**OBJECTIVE**
The records below must be copied in full; omit the images.

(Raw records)
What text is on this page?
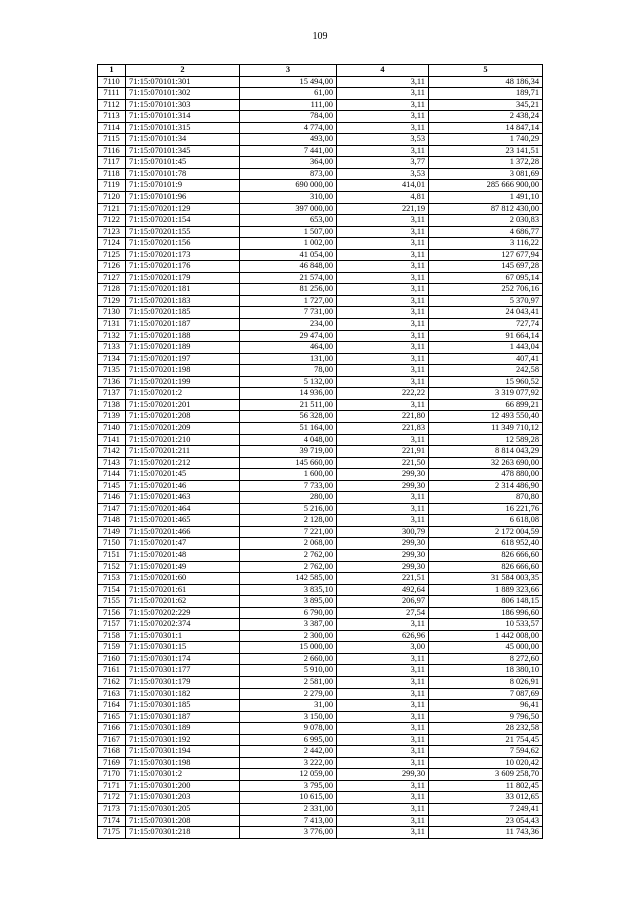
109
1	2	3	4	5
7110	71:15:070101:301	15 494,00	3,11	48 186,34
7111	71:15:070101:302	61,00	3,11	189,71
7112	71:15:070101:303	111,00	3,11	345,21
7113	71:15:070101:314	784,00	3,11	2 438,24
7114	71:15:070101:315	4 774,00	3,11	14 847,14
7115	71:15:070101:34	493,00	3,53	1 740,29
7116	71:15:070101:345	7 441,00	3,11	23 141,51
7117	71:15:070101:45	364,00	3,77	1 372,28
7118	71:15:070101:78	873,00	3,53	3 081,69
7119	71:15:070101:9	690 000,00	414,01	285 666 900,00
7120	71:15:070101:96	310,00	4,81	1 491,10
7121	71:15:070201:129	397 000,00	221,19	87 812 430,00
7122	71:15:070201:154	653,00	3,11	2 030,83
7123	71:15:070201:155	1 507,00	3,11	4 686,77
7124	71:15:070201:156	1 002,00	3,11	3 116,22
7125	71:15:070201:173	41 054,00	3,11	127 677,94
7126	71:15:070201:176	46 848,00	3,11	145 697,28
7127	71:15:070201:179	21 574,00	3,11	67 095,14
7128	71:15:070201:181	81 256,00	3,11	252 706,16
7129	71:15:070201:183	1 727,00	3,11	5 370,97
7130	71:15:070201:185	7 731,00	3,11	24 043,41
7131	71:15:070201:187	234,00	3,11	727,74
7132	71:15:070201:188	29 474,00	3,11	91 664,14
7133	71:15:070201:189	464,00	3,11	1 443,04
7134	71:15:070201:197	131,00	3,11	407,41
7135	71:15:070201:198	78,00	3,11	242,58
7136	71:15:070201:199	5 132,00	3,11	15 960,52
7137	71:15:070201:2	14 936,00	222,22	3 319 077,92
7138	71:15:070201:201	21 511,00	3,11	66 899,21
7139	71:15:070201:208	56 328,00	221,80	12 493 550,40
7140	71:15:070201:209	51 164,00	221,83	11 349 710,12
7141	71:15:070201:210	4 048,00	3,11	12 589,28
7142	71:15:070201:211	39 719,00	221,91	8 814 043,29
7143	71:15:070201:212	145 660,00	221,50	32 263 690,00
7144	71:15:070201:45	1 600,00	299,30	478 880,00
7145	71:15:070201:46	7 733,00	299,30	2 314 486,90
7146	71:15:070201:463	280,00	3,11	870,80
7147	71:15:070201:464	5 216,00	3,11	16 221,76
7148	71:15:070201:465	2 128,00	3,11	6 618,08
7149	71:15:070201:466	7 221,00	300,79	2 172 004,59
7150	71:15:070201:47	2 068,00	299,30	618 952,40
7151	71:15:070201:48	2 762,00	299,30	826 666,60
7152	71:15:070201:49	2 762,00	299,30	826 666,60
7153	71:15:070201:60	142 585,00	221,51	31 584 003,35
7154	71:15:070201:61	3 835,10	492,64	1 889 323,66
7155	71:15:070201:62	3 895,00	206,97	806 148,15
7156	71:15:070202:229	6 790,00	27,54	186 996,60
7157	71:15:070202:374	3 387,00	3,11	10 533,57
7158	71:15:070301:1	2 300,00	626,96	1 442 008,00
7159	71:15:070301:15	15 000,00	3,00	45 000,00
7160	71:15:070301:174	2 660,00	3,11	8 272,60
7161	71:15:070301:177	5 910,00	3,11	18 380,10
7162	71:15:070301:179	2 581,00	3,11	8 026,91
7163	71:15:070301:182	2 279,00	3,11	7 087,69
7164	71:15:070301:185	31,00	3,11	96,41
7165	71:15:070301:187	3 150,00	3,11	9 796,50
7166	71:15:070301:189	9 078,00	3,11	28 232,58
7167	71:15:070301:192	6 995,00	3,11	21 754,45
7168	71:15:070301:194	2 442,00	3,11	7 594,62
7169	71:15:070301:198	3 222,00	3,11	10 020,42
7170	71:15:070301:2	12 059,00	299,30	3 609 258,70
7171	71:15:070301:200	3 795,00	3,11	11 802,45
7172	71:15:070301:203	10 615,00	3,11	33 012,65
7173	71:15:070301:205	2 331,00	3,11	7 249,41
7174	71:15:070301:208	7 413,00	3,11	23 054,43
7175	71:15:070301:218	3 776,00	3,11	11 743,36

**WRITTEN ANSWER**
What text is on this page?
109
1	2	3	4	5
7110	71:15:070101:301	15 494,00	3,11	48 186,34
7111	71:15:070101:302	61,00	3,11	189,71
7112	71:15:070101:303	111,00	3,11	345,21
7113	71:15:070101:314	784,00	3,11	2 438,24
7114	71:15:070101:315	4 774,00	3,11	14 847,14
7115	71:15:070101:34	493,00	3,53	1 740,29
7116	71:15:070101:345	7 441,00	3,11	23 141,51
7117	71:15:070101:45	364,00	3,77	1 372,28
7118	71:15:070101:78	873,00	3,53	3 081,69
7119	71:15:070101:9	690 000,00	414,01	285 666 900,00
7120	71:15:070101:96	310,00	4,81	1 491,10
7121	71:15:070201:129	397 000,00	221,19	87 812 430,00
7122	71:15:070201:154	653,00	3,11	2 030,83
7123	71:15:070201:155	1 507,00	3,11	4 686,77
7124	71:15:070201:156	1 002,00	3,11	3 116,22
7125	71:15:070201:173	41 054,00	3,11	127 677,94
7126	71:15:070201:176	46 848,00	3,11	145 697,28
7127	71:15:070201:179	21 574,00	3,11	67 095,14
7128	71:15:070201:181	81 256,00	3,11	252 706,16
7129	71:15:070201:183	1 727,00	3,11	5 370,97
7130	71:15:070201:185	7 731,00	3,11	24 043,41
7131	71:15:070201:187	234,00	3,11	727,74
7132	71:15:070201:188	29 474,00	3,11	91 664,14
7133	71:15:070201:189	464,00	3,11	1 443,04
7134	71:15:070201:197	131,00	3,11	407,41
7135	71:15:070201:198	78,00	3,11	242,58
7136	71:15:070201:199	5 132,00	3,11	15 960,52
7137	71:15:070201:2	14 936,00	222,22	3 319 077,92
7138	71:15:070201:201	21 511,00	3,11	66 899,21
7139	71:15:070201:208	56 328,00	221,80	12 493 550,40
7140	71:15:070201:209	51 164,00	221,83	11 349 710,12
7141	71:15:070201:210	4 048,00	3,11	12 589,28
7142	71:15:070201:211	39 719,00	221,91	8 814 043,29
7143	71:15:070201:212	145 660,00	221,50	32 263 690,00
7144	71:15:070201:45	1 600,00	299,30	478 880,00
7145	71:15:070201:46	7 733,00	299,30	2 314 486,90
7146	71:15:070201:463	280,00	3,11	870,80
7147	71:15:070201:464	5 216,00	3,11	16 221,76
7148	71:15:070201:465	2 128,00	3,11	6 618,08
7149	71:15:070201:466	7 221,00	300,79	2 172 004,59
7150	71:15:070201:47	2 068,00	299,30	618 952,40
7151	71:15:070201:48	2 762,00	299,30	826 666,60
7152	71:15:070201:49	2 762,00	299,30	826 666,60
7153	71:15:070201:60	142 585,00	221,51	31 584 003,35
7154	71:15:070201:61	3 835,10	492,64	1 889 323,66
7155	71:15:070201:62	3 895,00	206,97	806 148,15
7156	71:15:070202:229	6 790,00	27,54	186 996,60
7157	71:15:070202:374	3 387,00	3,11	10 533,57
7158	71:15:070301:1	2 300,00	626,96	1 442 008,00
7159	71:15:070301:15	15 000,00	3,00	45 000,00
7160	71:15:070301:174	2 660,00	3,11	8 272,60
7161	71:15:070301:177	5 910,00	3,11	18 380,10
7162	71:15:070301:179	2 581,00	3,11	8 026,91
7163	71:15:070301:182	2 279,00	3,11	7 087,69
7164	71:15:070301:185	31,00	3,11	96,41
7165	71:15:070301:187	3 150,00	3,11	9 796,50
7166	71:15:070301:189	9 078,00	3,11	28 232,58
7167	71:15:070301:192	6 995,00	3,11	21 754,45
7168	71:15:070301:194	2 442,00	3,11	7 594,62
7169	71:15:070301:198	3 222,00	3,11	10 020,42
7170	71:15:070301:2	12 059,00	299,30	3 609 258,70
7171	71:15:070301:200	3 795,00	3,11	11 802,45
7172	71:15:070301:203	10 615,00	3,11	33 012,65
7173	71:15:070301:205	2 331,00	3,11	7 249,41
7174	71:15:070301:208	7 413,00	3,11	23 054,43
7175	71:15:070301:218	3 776,00	3,11	11 743,36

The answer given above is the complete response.